»»

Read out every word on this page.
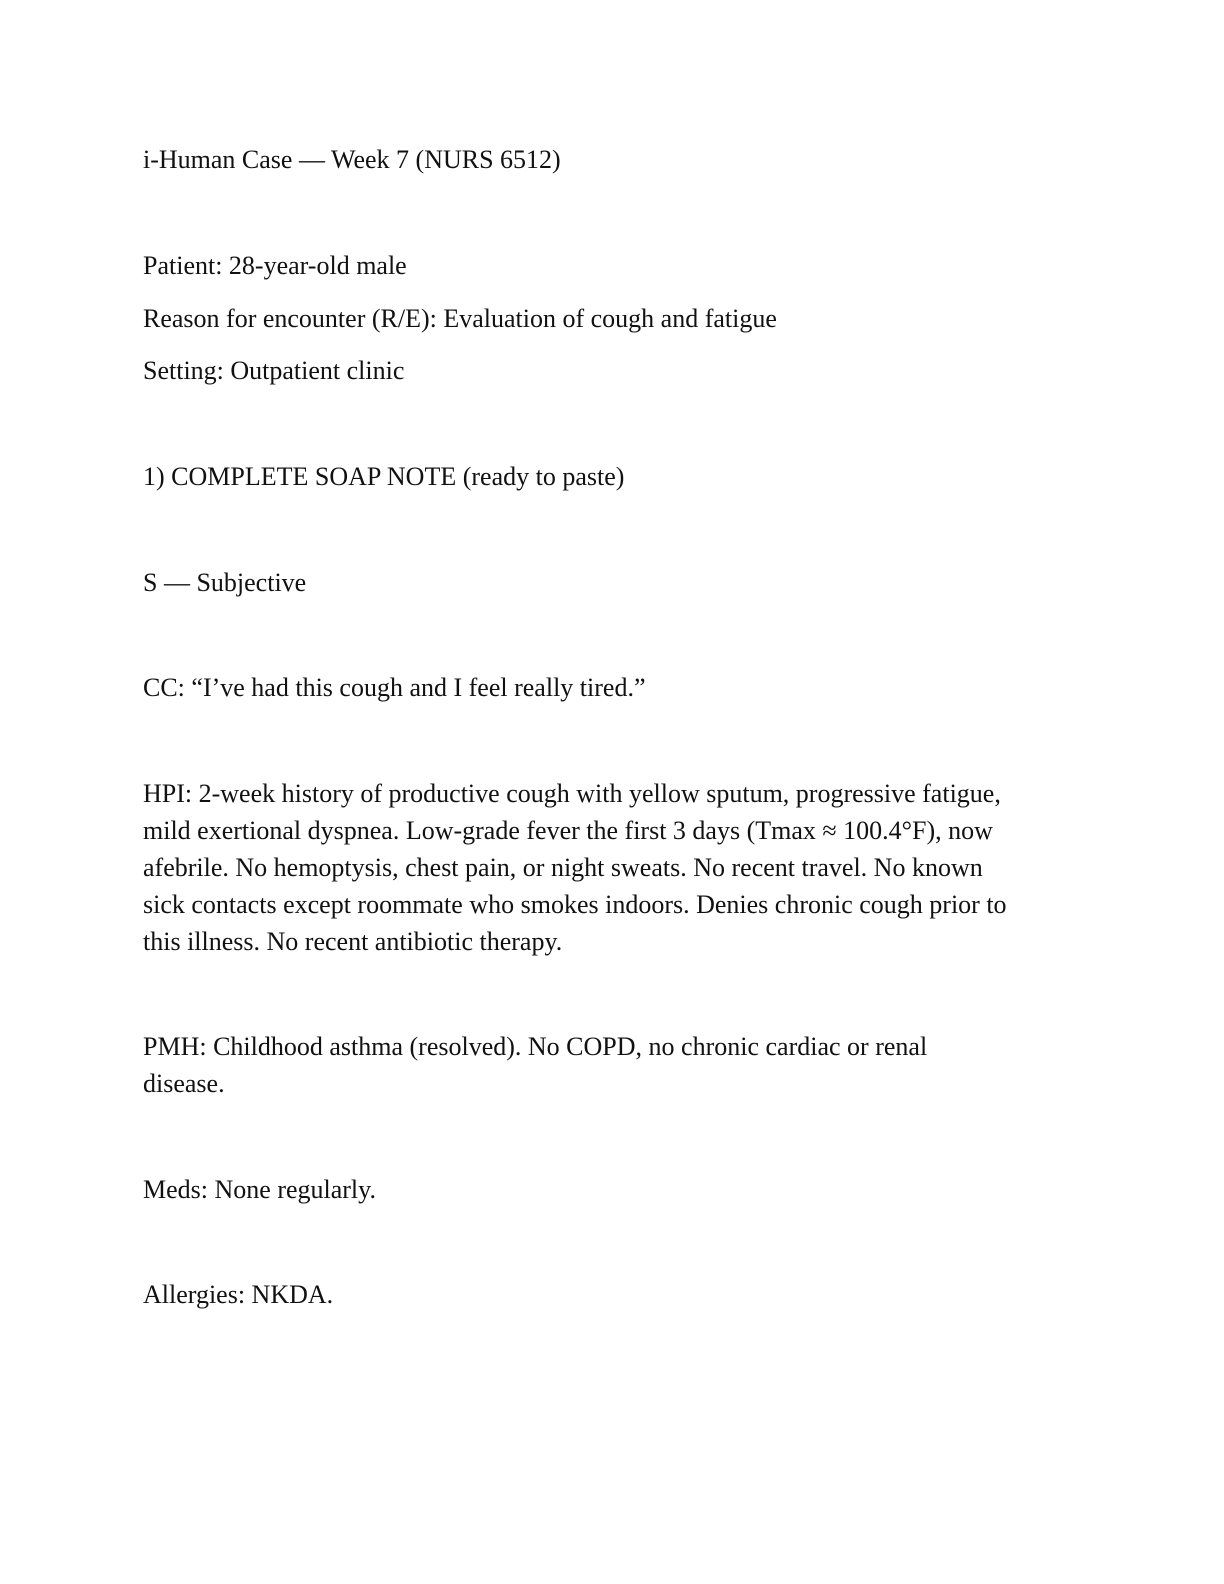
i-Human Case — Week 7 (NURS 6512)

Patient: 28-year-old male

Reason for encounter (R/E): Evaluation of cough and fatigue

Setting: Outpatient clinic

1) COMPLETE SOAP NOTE (ready to paste)

S — Subjective

CC: “I’ve had this cough and I feel really tired.”

HPI: 2-week history of productive cough with yellow sputum, progressive fatigue,
mild exertional dyspnea. Low-grade fever the first 3 days (Tmax ≈ 100.4°F), now
afebrile. No hemoptysis, chest pain, or night sweats. No recent travel. No known
sick contacts except roommate who smokes indoors. Denies chronic cough prior to
this illness. No recent antibiotic therapy.
PMH: Childhood asthma (resolved). No COPD, no chronic cardiac or renal
disease.

Meds: None regularly.

Allergies: NKDA.
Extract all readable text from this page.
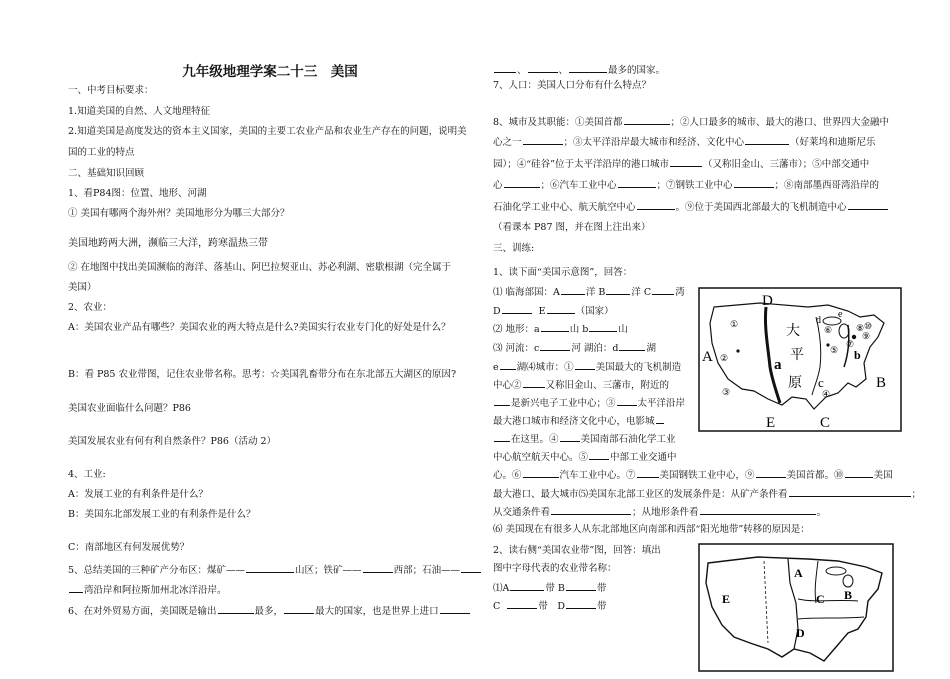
九年级地理学案二十三　美国
一、中考目标要求：
1.知道美国的自然、人文地理特征
2.知道美国是高度发达的资本主义国家，美国的主要工农业产品和农业生产存在的问题，说明美
国的工业的特点
二、基础知识回顾
1、看P84图：位置、地形、河湖
① 美国有哪两个海外州？美国地形分为哪三大部分？
美国地跨两大洲，濒临三大洋，跨寒温热三带
② 在地图中找出美国濒临的海洋、落基山、阿巴拉契亚山、苏必利湖、密歇根湖（完全属于
美国）
2、农业：
A：美国农业产品有哪些？美国农业的两大特点是什么?美国实行农业专门化的好处是什么？
B：看 P85 农业带图，记住农业带名称。思考：☆美国乳畜带分布在东北部五大湖区的原因?
美国农业面临什么问题？P86
美国发展农业有何有利自然条件？P86（活动 2）
4、工业:
A：发展工业的有利条件是什么？
B：美国东北部发展工业的有利条件是什么？
C：南部地区有何发展优势？
5、总结美国的三种矿产分布区：煤矿——	山区；铁矿——	西部；石油——
湾沿岸和阿拉斯加州北冰洋沿岸。
6、在对外贸易方面，美国既是输出	最多，	最大的国家，也是世界上进口
、	、	最多的国家。
7、人口：美国人口分布有什么特点？
8、城市及其职能：①美国首都	；②人口最多的城市、最大的港口、世界四大金融中
心之一	；③太平洋沿岸最大城市和经济、文化中心	（好莱坞和迪斯尼乐
园）；④“硅谷”位于太平洋沿岸的港口城市	（又称旧金山、三藩市）；⑤中部交通中
心	；⑥汽车工业中心	；⑦钢铁工业中心	；⑧南部墨西哥湾沿岸的
石油化学工业中心、航天航空中心	。⑨位于美国西北部最大的飞机制造中心
（看课本 P87 图，并在图上注出来）
三、训练:
1、读下面“美国示意图”，回答：
⑴ 临海部国：A	洋 B	洋 C	湾
D	E	（国家）
⑵ 地形：a	山 b	山
⑶ 河流：c	河 湖泊：d	湖
e 湖⑷城市：① 美国最大的飞机制造
中心②	又称旧金山、三藩市，附近的
是新兴电子工业中心；③ 太平洋沿岸
最大港口城市和经济文化中心，电影城
在这里。④ 美国南部石油化学工业
中心航空航天中心。⑤ 中部工业交通中
心。⑥	汽车工业中心。⑦	美国钢铁工业中心，⑨	美国首都。⑩	美国
最大港口、最大城市⑸美国东北部工业区的发展条件是：从矿产条件看	；
从交通条件看	；从地形条件看	。
⑹ 美国现在有很多人从东北部地区向南部和西部“阳光地带”转移的原因是：
2、读右侧“美国农业带”图，回答：填出
图中字母代表的农业带名称：
⑴A	带 B	带
C	带　D	带
D
A
B
E	C
a
b
c
d
e
大
平
原
①
②
③	④
⑤
⑥
⑦
⑧
⑨
⑩
E
A
B
C
D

««

Using the listing above, locate the lines that hold "又称旧金山" and copy each one.

Written answer.
园）；④“硅谷”位于太平洋沿岸的港口城市	（又称旧金山、三藩市）；⑤中部交通中
中心②	又称旧金山、三藩市，附近的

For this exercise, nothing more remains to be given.